** Start of Supplied records **

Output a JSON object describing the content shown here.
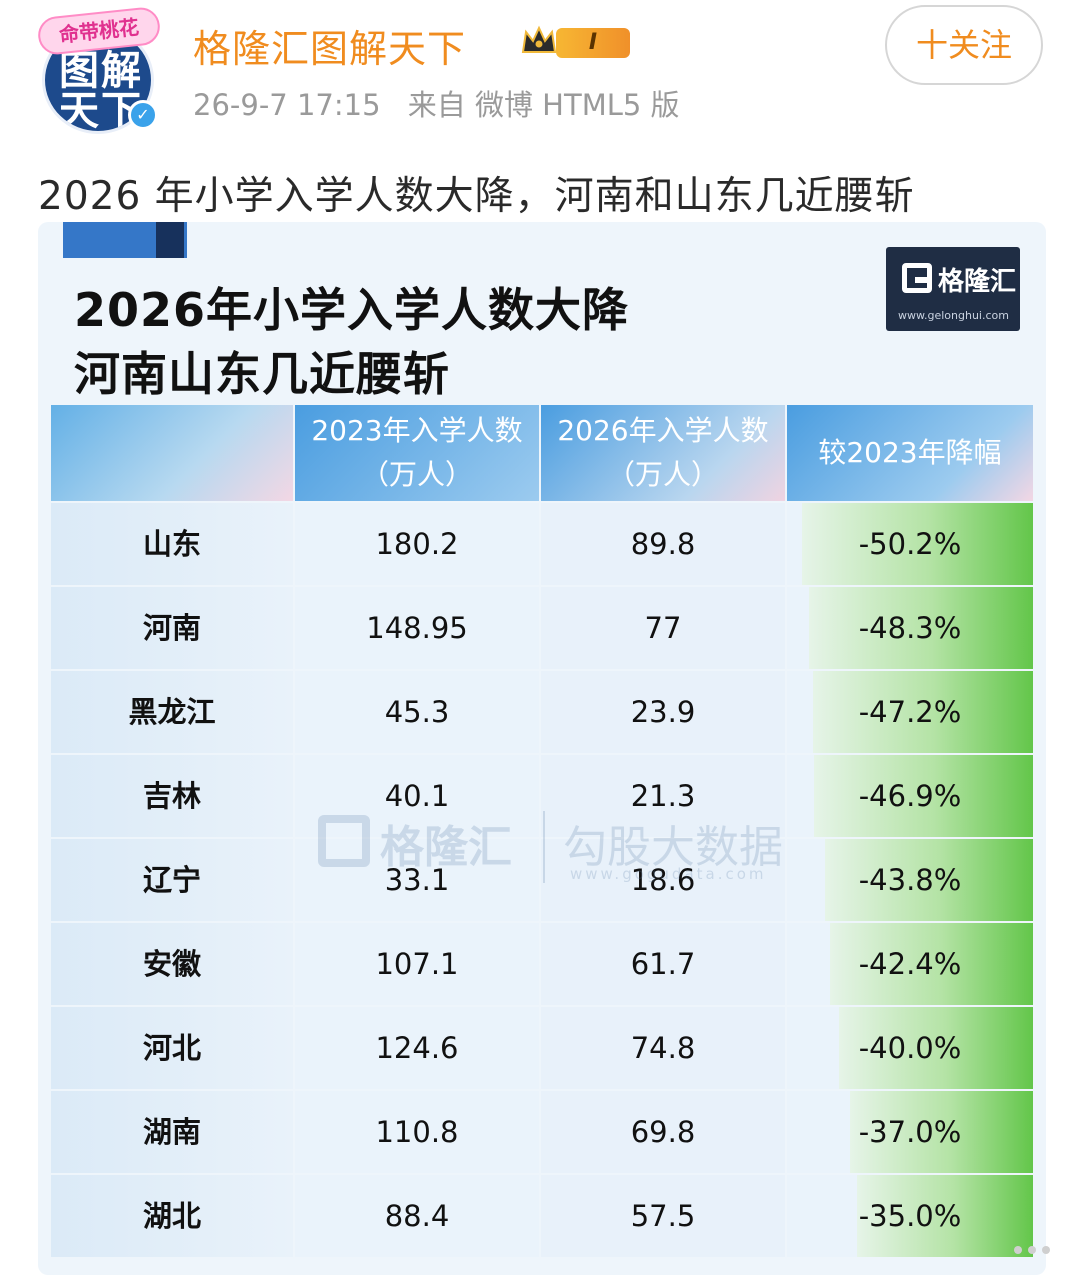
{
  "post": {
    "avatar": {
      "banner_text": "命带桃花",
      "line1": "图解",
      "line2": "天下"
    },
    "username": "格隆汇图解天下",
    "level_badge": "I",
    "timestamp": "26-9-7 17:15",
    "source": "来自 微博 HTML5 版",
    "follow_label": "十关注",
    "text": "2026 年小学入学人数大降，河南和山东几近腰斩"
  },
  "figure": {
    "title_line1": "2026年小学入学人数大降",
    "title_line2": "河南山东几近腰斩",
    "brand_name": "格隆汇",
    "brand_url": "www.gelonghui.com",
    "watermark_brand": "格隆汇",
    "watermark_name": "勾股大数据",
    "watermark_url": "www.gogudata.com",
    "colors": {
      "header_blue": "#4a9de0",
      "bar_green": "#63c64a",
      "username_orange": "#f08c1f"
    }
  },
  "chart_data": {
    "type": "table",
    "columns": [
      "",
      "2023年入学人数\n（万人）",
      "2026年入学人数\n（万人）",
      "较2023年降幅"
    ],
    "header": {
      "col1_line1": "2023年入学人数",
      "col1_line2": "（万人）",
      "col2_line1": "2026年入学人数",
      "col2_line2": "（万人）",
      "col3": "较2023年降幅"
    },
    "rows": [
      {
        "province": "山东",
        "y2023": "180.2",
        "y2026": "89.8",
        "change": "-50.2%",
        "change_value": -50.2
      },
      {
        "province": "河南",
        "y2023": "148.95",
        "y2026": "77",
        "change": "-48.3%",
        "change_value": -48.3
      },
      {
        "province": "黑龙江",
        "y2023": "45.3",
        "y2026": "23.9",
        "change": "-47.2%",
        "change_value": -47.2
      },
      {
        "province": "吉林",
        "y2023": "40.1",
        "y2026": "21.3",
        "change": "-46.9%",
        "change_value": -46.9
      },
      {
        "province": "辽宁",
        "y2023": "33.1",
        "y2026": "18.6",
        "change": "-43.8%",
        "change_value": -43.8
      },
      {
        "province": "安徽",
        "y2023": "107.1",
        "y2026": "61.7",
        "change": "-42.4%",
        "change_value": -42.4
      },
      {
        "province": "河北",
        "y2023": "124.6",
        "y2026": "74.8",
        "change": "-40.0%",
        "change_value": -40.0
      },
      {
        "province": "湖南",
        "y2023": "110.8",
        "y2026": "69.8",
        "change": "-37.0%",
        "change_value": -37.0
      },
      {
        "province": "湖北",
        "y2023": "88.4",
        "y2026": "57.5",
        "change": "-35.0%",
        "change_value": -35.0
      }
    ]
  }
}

** End of Supplied records **
** Start of Supplied records **

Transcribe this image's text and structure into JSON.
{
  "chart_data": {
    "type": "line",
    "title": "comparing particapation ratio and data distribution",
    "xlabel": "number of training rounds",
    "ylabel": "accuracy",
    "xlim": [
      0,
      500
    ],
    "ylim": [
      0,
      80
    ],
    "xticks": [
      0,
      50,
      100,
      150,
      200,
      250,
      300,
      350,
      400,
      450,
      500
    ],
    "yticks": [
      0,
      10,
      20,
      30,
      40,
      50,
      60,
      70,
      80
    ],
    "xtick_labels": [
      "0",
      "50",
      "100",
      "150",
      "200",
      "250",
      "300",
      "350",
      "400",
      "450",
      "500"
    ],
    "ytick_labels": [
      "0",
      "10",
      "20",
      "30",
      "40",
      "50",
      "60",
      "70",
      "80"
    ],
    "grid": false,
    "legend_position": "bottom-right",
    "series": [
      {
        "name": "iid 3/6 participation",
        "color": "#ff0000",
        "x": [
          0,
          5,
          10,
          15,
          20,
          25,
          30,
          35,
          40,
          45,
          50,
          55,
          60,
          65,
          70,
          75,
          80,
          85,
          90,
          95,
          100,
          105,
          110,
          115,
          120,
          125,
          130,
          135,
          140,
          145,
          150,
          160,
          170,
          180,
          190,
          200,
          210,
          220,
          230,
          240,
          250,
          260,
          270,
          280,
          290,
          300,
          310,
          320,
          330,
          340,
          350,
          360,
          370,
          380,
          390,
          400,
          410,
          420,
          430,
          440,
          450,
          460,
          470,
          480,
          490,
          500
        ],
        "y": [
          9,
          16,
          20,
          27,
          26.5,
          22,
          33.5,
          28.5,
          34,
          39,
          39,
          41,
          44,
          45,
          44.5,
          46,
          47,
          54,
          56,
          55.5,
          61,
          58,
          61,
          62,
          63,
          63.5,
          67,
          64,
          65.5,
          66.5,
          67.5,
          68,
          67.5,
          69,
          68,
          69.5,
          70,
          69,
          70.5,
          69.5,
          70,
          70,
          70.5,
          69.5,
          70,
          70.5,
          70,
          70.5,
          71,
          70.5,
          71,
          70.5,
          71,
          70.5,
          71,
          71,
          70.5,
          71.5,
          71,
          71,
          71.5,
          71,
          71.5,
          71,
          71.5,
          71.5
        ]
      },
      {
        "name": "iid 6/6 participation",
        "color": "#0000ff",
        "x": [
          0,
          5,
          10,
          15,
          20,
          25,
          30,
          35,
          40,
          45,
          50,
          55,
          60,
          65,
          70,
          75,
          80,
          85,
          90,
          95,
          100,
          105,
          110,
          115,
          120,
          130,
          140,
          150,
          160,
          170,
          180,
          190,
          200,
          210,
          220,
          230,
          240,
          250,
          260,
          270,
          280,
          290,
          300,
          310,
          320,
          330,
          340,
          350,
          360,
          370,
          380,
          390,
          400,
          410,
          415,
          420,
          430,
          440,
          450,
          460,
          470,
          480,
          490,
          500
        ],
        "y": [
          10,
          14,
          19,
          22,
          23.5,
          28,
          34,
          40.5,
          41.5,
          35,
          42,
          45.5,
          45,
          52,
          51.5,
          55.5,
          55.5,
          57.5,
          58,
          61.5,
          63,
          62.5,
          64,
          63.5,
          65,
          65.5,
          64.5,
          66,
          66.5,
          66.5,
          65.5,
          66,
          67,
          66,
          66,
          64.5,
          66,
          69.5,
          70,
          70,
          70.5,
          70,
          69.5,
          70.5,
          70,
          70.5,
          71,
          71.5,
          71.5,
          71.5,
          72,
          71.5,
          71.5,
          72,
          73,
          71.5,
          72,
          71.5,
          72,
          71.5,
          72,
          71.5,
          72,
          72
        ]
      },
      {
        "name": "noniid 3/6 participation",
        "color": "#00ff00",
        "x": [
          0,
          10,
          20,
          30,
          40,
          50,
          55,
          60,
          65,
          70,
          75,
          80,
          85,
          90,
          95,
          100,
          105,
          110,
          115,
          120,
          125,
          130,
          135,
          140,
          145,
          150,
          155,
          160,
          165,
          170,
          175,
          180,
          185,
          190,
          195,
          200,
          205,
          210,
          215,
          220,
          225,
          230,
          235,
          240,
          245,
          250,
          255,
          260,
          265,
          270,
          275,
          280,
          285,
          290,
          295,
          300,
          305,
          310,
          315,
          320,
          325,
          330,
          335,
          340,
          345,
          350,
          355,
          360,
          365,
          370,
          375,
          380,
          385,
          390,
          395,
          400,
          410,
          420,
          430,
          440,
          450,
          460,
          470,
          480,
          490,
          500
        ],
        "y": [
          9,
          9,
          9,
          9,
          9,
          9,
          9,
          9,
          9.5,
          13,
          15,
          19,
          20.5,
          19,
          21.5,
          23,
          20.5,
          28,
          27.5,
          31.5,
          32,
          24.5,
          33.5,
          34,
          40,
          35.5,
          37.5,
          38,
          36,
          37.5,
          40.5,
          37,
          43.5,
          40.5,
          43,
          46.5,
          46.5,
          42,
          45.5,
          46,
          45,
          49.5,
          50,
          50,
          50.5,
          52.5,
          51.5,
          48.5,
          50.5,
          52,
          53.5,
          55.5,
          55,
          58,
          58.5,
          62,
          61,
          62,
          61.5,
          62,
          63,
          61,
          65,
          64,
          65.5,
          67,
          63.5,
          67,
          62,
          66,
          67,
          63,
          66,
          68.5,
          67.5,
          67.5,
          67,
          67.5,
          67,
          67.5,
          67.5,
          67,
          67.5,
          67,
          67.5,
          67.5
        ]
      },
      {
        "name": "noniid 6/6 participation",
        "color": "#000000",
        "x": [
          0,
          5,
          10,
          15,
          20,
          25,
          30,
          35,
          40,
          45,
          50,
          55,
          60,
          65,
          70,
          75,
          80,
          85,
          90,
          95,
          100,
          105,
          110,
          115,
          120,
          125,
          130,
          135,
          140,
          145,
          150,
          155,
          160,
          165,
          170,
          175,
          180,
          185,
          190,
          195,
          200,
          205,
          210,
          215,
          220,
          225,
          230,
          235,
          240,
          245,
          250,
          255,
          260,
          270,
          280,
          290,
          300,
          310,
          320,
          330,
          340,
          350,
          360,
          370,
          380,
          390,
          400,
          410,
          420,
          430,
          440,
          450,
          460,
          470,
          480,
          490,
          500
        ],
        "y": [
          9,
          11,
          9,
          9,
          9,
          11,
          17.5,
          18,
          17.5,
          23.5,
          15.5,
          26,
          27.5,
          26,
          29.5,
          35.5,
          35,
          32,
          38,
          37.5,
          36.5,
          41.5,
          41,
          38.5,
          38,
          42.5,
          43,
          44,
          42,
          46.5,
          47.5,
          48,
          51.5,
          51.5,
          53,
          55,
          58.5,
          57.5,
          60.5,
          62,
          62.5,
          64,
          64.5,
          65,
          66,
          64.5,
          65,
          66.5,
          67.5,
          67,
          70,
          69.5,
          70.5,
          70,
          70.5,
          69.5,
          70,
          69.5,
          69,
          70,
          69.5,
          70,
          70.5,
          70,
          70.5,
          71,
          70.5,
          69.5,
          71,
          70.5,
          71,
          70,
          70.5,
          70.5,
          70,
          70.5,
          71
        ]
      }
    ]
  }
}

** End of Supplied records **

For the records above, state how many lines include the string "noniid", giving the number and nothing else.

# Solution to the exercise
2